• [What to do]: Give the entries again exactly, every one of them.

(Saved data entries)
++++++++++

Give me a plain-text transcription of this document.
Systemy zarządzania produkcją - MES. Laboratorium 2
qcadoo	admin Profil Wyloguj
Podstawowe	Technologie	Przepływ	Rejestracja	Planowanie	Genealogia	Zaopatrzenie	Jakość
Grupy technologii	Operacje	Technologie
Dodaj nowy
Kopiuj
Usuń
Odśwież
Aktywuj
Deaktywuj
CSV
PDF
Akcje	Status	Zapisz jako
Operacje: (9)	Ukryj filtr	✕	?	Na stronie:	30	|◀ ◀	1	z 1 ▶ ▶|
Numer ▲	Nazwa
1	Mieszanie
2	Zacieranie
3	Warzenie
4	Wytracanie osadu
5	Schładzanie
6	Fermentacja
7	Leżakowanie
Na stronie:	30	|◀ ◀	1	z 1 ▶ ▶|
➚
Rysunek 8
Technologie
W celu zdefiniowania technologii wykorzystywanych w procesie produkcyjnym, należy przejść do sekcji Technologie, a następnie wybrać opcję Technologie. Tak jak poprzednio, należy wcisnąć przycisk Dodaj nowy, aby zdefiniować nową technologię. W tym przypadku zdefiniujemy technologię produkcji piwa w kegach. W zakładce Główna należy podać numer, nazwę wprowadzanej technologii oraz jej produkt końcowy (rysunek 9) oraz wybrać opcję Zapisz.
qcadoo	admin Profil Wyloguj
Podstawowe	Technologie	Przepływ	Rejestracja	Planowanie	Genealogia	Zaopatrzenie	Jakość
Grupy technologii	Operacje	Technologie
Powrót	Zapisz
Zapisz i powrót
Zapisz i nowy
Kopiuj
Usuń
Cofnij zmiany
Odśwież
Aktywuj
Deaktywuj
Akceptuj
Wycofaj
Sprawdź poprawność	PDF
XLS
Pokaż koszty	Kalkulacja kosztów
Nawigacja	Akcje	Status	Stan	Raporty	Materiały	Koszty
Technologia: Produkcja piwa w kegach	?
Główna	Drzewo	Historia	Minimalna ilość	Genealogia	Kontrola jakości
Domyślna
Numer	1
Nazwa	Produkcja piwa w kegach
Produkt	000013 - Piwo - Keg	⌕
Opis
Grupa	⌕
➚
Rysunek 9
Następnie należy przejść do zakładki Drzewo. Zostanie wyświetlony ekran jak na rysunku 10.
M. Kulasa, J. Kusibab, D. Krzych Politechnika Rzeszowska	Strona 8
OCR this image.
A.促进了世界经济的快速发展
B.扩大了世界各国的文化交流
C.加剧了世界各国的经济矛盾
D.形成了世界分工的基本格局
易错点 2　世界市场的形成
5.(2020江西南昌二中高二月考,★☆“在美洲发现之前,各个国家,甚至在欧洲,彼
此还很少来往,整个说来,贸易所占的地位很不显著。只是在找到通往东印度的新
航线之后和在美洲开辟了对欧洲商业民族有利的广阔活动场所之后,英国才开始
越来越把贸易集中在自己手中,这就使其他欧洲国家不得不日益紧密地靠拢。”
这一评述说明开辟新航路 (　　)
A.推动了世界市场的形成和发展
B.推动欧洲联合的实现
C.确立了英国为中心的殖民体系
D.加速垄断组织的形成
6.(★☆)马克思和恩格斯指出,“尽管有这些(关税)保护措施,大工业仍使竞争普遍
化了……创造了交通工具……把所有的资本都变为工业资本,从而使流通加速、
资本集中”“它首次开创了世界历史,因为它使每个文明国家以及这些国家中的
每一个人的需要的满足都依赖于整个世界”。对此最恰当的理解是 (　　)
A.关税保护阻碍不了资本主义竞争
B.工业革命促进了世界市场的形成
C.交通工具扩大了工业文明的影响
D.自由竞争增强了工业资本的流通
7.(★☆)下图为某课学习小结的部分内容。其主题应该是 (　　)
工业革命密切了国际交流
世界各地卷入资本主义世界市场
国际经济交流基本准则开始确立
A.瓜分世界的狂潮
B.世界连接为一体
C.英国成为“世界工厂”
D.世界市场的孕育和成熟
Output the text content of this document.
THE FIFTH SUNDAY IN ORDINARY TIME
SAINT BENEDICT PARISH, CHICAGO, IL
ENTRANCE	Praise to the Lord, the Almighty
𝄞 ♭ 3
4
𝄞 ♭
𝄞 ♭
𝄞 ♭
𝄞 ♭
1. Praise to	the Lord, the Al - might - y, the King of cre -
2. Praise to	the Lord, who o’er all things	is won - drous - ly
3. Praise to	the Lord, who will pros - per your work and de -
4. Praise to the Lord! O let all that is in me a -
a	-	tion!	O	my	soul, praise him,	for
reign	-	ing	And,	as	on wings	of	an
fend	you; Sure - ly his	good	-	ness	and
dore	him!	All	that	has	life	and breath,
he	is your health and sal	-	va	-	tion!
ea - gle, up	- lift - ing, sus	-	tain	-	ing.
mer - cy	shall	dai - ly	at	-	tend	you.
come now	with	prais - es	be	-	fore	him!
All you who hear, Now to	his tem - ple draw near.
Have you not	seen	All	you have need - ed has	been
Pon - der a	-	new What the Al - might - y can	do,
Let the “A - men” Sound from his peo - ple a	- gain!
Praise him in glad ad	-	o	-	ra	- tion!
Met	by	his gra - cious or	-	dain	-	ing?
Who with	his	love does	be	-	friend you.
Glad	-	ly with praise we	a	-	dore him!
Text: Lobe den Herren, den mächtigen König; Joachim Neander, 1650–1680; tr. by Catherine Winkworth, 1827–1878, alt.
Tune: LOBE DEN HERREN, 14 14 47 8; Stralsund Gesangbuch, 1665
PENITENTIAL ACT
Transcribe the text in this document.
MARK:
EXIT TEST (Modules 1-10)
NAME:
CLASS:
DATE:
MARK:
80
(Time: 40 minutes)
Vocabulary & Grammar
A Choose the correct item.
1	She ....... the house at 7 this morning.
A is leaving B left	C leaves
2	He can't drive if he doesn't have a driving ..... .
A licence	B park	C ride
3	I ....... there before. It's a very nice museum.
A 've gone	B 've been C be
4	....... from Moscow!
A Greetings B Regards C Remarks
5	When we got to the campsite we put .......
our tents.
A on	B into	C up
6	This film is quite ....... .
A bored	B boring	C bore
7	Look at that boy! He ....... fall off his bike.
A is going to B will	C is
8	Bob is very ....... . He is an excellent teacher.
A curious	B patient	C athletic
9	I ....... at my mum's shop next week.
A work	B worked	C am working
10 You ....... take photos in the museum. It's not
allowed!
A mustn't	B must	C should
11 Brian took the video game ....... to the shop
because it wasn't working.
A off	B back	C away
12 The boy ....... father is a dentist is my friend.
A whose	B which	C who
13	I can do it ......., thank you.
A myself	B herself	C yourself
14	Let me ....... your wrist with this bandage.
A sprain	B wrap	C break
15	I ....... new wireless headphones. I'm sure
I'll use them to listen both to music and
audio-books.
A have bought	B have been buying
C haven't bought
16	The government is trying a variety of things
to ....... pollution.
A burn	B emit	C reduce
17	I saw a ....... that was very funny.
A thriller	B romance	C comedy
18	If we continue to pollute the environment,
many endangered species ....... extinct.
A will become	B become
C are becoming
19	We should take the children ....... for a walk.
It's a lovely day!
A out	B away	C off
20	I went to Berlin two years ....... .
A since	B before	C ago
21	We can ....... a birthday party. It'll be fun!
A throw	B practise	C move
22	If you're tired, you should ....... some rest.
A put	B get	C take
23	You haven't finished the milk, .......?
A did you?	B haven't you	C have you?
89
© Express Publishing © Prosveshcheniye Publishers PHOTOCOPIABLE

++++++++++

• [Task output]:
Give me a plain-text transcription of this document.
Systemy zarządzania produkcją - MES. Laboratorium 2
qcadoo	admin Profil Wyloguj
Podstawowe	Technologie	Przepływ	Rejestracja	Planowanie	Genealogia	Zaopatrzenie	Jakość
Grupy technologii	Operacje	Technologie
Dodaj nowy
Kopiuj
Usuń
Odśwież
Aktywuj
Deaktywuj
CSV
PDF
Akcje	Status	Zapisz jako
Operacje: (9)	Ukryj filtr	✕	?	Na stronie:	30	|◀ ◀	1	z 1 ▶ ▶|
Numer ▲	Nazwa
1	Mieszanie
2	Zacieranie
3	Warzenie
4	Wytracanie osadu
5	Schładzanie
6	Fermentacja
7	Leżakowanie
Na stronie:	30	|◀ ◀	1	z 1 ▶ ▶|
➚
Rysunek 8
Technologie
W celu zdefiniowania technologii wykorzystywanych w procesie produkcyjnym, należy przejść do sekcji Technologie, a następnie wybrać opcję Technologie. Tak jak poprzednio, należy wcisnąć przycisk Dodaj nowy, aby zdefiniować nową technologię. W tym przypadku zdefiniujemy technologię produkcji piwa w kegach. W zakładce Główna należy podać numer, nazwę wprowadzanej technologii oraz jej produkt końcowy (rysunek 9) oraz wybrać opcję Zapisz.
qcadoo	admin Profil Wyloguj
Podstawowe	Technologie	Przepływ	Rejestracja	Planowanie	Genealogia	Zaopatrzenie	Jakość
Grupy technologii	Operacje	Technologie
Powrót	Zapisz
Zapisz i powrót
Zapisz i nowy
Kopiuj
Usuń
Cofnij zmiany
Odśwież
Aktywuj
Deaktywuj
Akceptuj
Wycofaj
Sprawdź poprawność	PDF
XLS
Pokaż koszty	Kalkulacja kosztów
Nawigacja	Akcje	Status	Stan	Raporty	Materiały	Koszty
Technologia: Produkcja piwa w kegach	?
Główna	Drzewo	Historia	Minimalna ilość	Genealogia	Kontrola jakości
Domyślna
Numer	1
Nazwa	Produkcja piwa w kegach
Produkt	000013 - Piwo - Keg	⌕
Opis
Grupa	⌕
➚
Rysunek 9
Następnie należy przejść do zakładki Drzewo. Zostanie wyświetlony ekran jak na rysunku 10.
M. Kulasa, J. Kusibab, D. Krzych Politechnika Rzeszowska	Strona 8
OCR this image.
A.促进了世界经济的快速发展
B.扩大了世界各国的文化交流
C.加剧了世界各国的经济矛盾
D.形成了世界分工的基本格局
易错点 2　世界市场的形成
5.(2020江西南昌二中高二月考,★☆“在美洲发现之前,各个国家,甚至在欧洲,彼
此还很少来往,整个说来,贸易所占的地位很不显著。只是在找到通往东印度的新
航线之后和在美洲开辟了对欧洲商业民族有利的广阔活动场所之后,英国才开始
越来越把贸易集中在自己手中,这就使其他欧洲国家不得不日益紧密地靠拢。”
这一评述说明开辟新航路 (　　)
A.推动了世界市场的形成和发展
B.推动欧洲联合的实现
C.确立了英国为中心的殖民体系
D.加速垄断组织的形成
6.(★☆)马克思和恩格斯指出,“尽管有这些(关税)保护措施,大工业仍使竞争普遍
化了……创造了交通工具……把所有的资本都变为工业资本,从而使流通加速、
资本集中”“它首次开创了世界历史,因为它使每个文明国家以及这些国家中的
每一个人的需要的满足都依赖于整个世界”。对此最恰当的理解是 (　　)
A.关税保护阻碍不了资本主义竞争
B.工业革命促进了世界市场的形成
C.交通工具扩大了工业文明的影响
D.自由竞争增强了工业资本的流通
7.(★☆)下图为某课学习小结的部分内容。其主题应该是 (　　)
工业革命密切了国际交流
世界各地卷入资本主义世界市场
国际经济交流基本准则开始确立
A.瓜分世界的狂潮
B.世界连接为一体
C.英国成为“世界工厂”
D.世界市场的孕育和成熟
Output the text content of this document.
THE FIFTH SUNDAY IN ORDINARY TIME
SAINT BENEDICT PARISH, CHICAGO, IL
ENTRANCE	Praise to the Lord, the Almighty
𝄞 ♭ 3
4
𝄞 ♭
𝄞 ♭
𝄞 ♭
𝄞 ♭
1. Praise to	the Lord, the Al - might - y, the King of cre -
2. Praise to	the Lord, who o’er all things	is won - drous - ly
3. Praise to	the Lord, who will pros - per your work and de -
4. Praise to the Lord! O let all that is in me a -
a	-	tion!	O	my	soul, praise him,	for
reign	-	ing	And,	as	on wings	of	an
fend	you; Sure - ly his	good	-	ness	and
dore	him!	All	that	has	life	and breath,
he	is your health and sal	-	va	-	tion!
ea - gle, up	- lift - ing, sus	-	tain	-	ing.
mer - cy	shall	dai - ly	at	-	tend	you.
come now	with	prais - es	be	-	fore	him!
All you who hear, Now to	his tem - ple draw near.
Have you not	seen	All	you have need - ed has	been
Pon - der a	-	new What the Al - might - y can	do,
Let the “A - men” Sound from his peo - ple a	- gain!
Praise him in glad ad	-	o	-	ra	- tion!
Met	by	his gra - cious or	-	dain	-	ing?
Who with	his	love does	be	-	friend you.
Glad	-	ly with praise we	a	-	dore him!
Text: Lobe den Herren, den mächtigen König; Joachim Neander, 1650–1680; tr. by Catherine Winkworth, 1827–1878, alt.
Tune: LOBE DEN HERREN, 14 14 47 8; Stralsund Gesangbuch, 1665
PENITENTIAL ACT
Transcribe the text in this document.
MARK:
EXIT TEST (Modules 1-10)
NAME:
CLASS:
DATE:
MARK:
80
(Time: 40 minutes)
Vocabulary & Grammar
A Choose the correct item.
1	She ....... the house at 7 this morning.
A is leaving B left	C leaves
2	He can't drive if he doesn't have a driving ..... .
A licence	B park	C ride
3	I ....... there before. It's a very nice museum.
A 've gone	B 've been C be
4	....... from Moscow!
A Greetings B Regards C Remarks
5	When we got to the campsite we put .......
our tents.
A on	B into	C up
6	This film is quite ....... .
A bored	B boring	C bore
7	Look at that boy! He ....... fall off his bike.
A is going to B will	C is
8	Bob is very ....... . He is an excellent teacher.
A curious	B patient	C athletic
9	I ....... at my mum's shop next week.
A work	B worked	C am working
10 You ....... take photos in the museum. It's not
allowed!
A mustn't	B must	C should
11 Brian took the video game ....... to the shop
because it wasn't working.
A off	B back	C away
12 The boy ....... father is a dentist is my friend.
A whose	B which	C who
13	I can do it ......., thank you.
A myself	B herself	C yourself
14	Let me ....... your wrist with this bandage.
A sprain	B wrap	C break
15	I ....... new wireless headphones. I'm sure
I'll use them to listen both to music and
audio-books.
A have bought	B have been buying
C haven't bought
16	The government is trying a variety of things
to ....... pollution.
A burn	B emit	C reduce
17	I saw a ....... that was very funny.
A thriller	B romance	C comedy
18	If we continue to pollute the environment,
many endangered species ....... extinct.
A will become	B become
C are becoming
19	We should take the children ....... for a walk.
It's a lovely day!
A out	B away	C off
20	I went to Berlin two years ....... .
A since	B before	C ago
21	We can ....... a birthday party. It'll be fun!
A throw	B practise	C move
22	If you're tired, you should ....... some rest.
A put	B get	C take
23	You haven't finished the milk, .......?
A did you?	B haven't you	C have you?
89
© Express Publishing © Prosveshcheniye Publishers PHOTOCOPIABLE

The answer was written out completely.